Records shown ->
************

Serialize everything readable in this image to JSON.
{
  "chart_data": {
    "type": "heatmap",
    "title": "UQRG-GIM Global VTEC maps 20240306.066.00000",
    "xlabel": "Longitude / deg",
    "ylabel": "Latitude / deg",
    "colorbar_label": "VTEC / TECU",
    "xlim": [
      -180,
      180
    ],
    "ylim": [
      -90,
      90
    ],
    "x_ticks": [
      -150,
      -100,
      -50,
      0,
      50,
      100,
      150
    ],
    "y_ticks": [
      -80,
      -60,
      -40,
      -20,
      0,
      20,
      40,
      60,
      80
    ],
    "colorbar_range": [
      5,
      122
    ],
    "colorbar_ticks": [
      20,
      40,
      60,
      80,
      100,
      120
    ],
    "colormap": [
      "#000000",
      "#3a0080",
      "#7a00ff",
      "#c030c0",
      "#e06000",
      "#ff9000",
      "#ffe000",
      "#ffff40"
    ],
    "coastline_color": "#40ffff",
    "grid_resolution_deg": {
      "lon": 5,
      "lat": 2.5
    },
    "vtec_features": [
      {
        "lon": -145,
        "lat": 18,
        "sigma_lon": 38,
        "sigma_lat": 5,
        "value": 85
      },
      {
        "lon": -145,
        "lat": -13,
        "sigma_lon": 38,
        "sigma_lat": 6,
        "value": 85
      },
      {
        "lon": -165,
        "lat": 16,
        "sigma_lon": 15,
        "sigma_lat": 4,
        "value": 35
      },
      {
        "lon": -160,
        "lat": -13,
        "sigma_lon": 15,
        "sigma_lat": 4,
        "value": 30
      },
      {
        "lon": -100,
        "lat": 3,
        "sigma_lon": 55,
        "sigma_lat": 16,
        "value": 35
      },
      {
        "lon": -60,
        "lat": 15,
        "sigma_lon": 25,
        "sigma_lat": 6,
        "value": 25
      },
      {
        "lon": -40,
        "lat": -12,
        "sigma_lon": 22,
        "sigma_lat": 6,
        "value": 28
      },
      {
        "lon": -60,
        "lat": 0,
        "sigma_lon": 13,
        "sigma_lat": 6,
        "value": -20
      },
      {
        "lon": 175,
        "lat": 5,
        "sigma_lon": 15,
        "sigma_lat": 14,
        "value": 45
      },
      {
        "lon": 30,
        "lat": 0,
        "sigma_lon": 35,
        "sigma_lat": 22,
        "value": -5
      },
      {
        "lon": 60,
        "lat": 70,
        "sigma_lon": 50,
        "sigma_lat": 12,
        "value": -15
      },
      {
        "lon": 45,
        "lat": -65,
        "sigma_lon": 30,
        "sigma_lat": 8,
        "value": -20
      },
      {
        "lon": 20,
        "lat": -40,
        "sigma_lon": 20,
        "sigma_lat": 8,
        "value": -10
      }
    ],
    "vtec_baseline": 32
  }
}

************

Aim ->
Retype the data exactly as given.

Worked answer ->
Serialize everything readable in this image to JSON.
{
  "chart_data": {
    "type": "heatmap",
    "title": "UQRG-GIM Global VTEC maps 20240306.066.00000",
    "xlabel": "Longitude / deg",
    "ylabel": "Latitude / deg",
    "colorbar_label": "VTEC / TECU",
    "xlim": [
      -180,
      180
    ],
    "ylim": [
      -90,
      90
    ],
    "x_ticks": [
      -150,
      -100,
      -50,
      0,
      50,
      100,
      150
    ],
    "y_ticks": [
      -80,
      -60,
      -40,
      -20,
      0,
      20,
      40,
      60,
      80
    ],
    "colorbar_range": [
      5,
      122
    ],
    "colorbar_ticks": [
      20,
      40,
      60,
      80,
      100,
      120
    ],
    "colormap": [
      "#000000",
      "#3a0080",
      "#7a00ff",
      "#c030c0",
      "#e06000",
      "#ff9000",
      "#ffe000",
      "#ffff40"
    ],
    "coastline_color": "#40ffff",
    "grid_resolution_deg": {
      "lon": 5,
      "lat": 2.5
    },
    "vtec_features": [
      {
        "lon": -145,
        "lat": 18,
        "sigma_lon": 38,
        "sigma_lat": 5,
        "value": 85
      },
      {
        "lon": -145,
        "lat": -13,
        "sigma_lon": 38,
        "sigma_lat": 6,
        "value": 85
      },
      {
        "lon": -165,
        "lat": 16,
        "sigma_lon": 15,
        "sigma_lat": 4,
        "value": 35
      },
      {
        "lon": -160,
        "lat": -13,
        "sigma_lon": 15,
        "sigma_lat": 4,
        "value": 30
      },
      {
        "lon": -100,
        "lat": 3,
        "sigma_lon": 55,
        "sigma_lat": 16,
        "value": 35
      },
      {
        "lon": -60,
        "lat": 15,
        "sigma_lon": 25,
        "sigma_lat": 6,
        "value": 25
      },
      {
        "lon": -40,
        "lat": -12,
        "sigma_lon": 22,
        "sigma_lat": 6,
        "value": 28
      },
      {
        "lon": -60,
        "lat": 0,
        "sigma_lon": 13,
        "sigma_lat": 6,
        "value": -20
      },
      {
        "lon": 175,
        "lat": 5,
        "sigma_lon": 15,
        "sigma_lat": 14,
        "value": 45
      },
      {
        "lon": 30,
        "lat": 0,
        "sigma_lon": 35,
        "sigma_lat": 22,
        "value": -5
      },
      {
        "lon": 60,
        "lat": 70,
        "sigma_lon": 50,
        "sigma_lat": 12,
        "value": -15
      },
      {
        "lon": 45,
        "lat": -65,
        "sigma_lon": 30,
        "sigma_lat": 8,
        "value": -20
      },
      {
        "lon": 20,
        "lat": -40,
        "sigma_lon": 20,
        "sigma_lat": 8,
        "value": -10
      }
    ],
    "vtec_baseline": 32
  }
}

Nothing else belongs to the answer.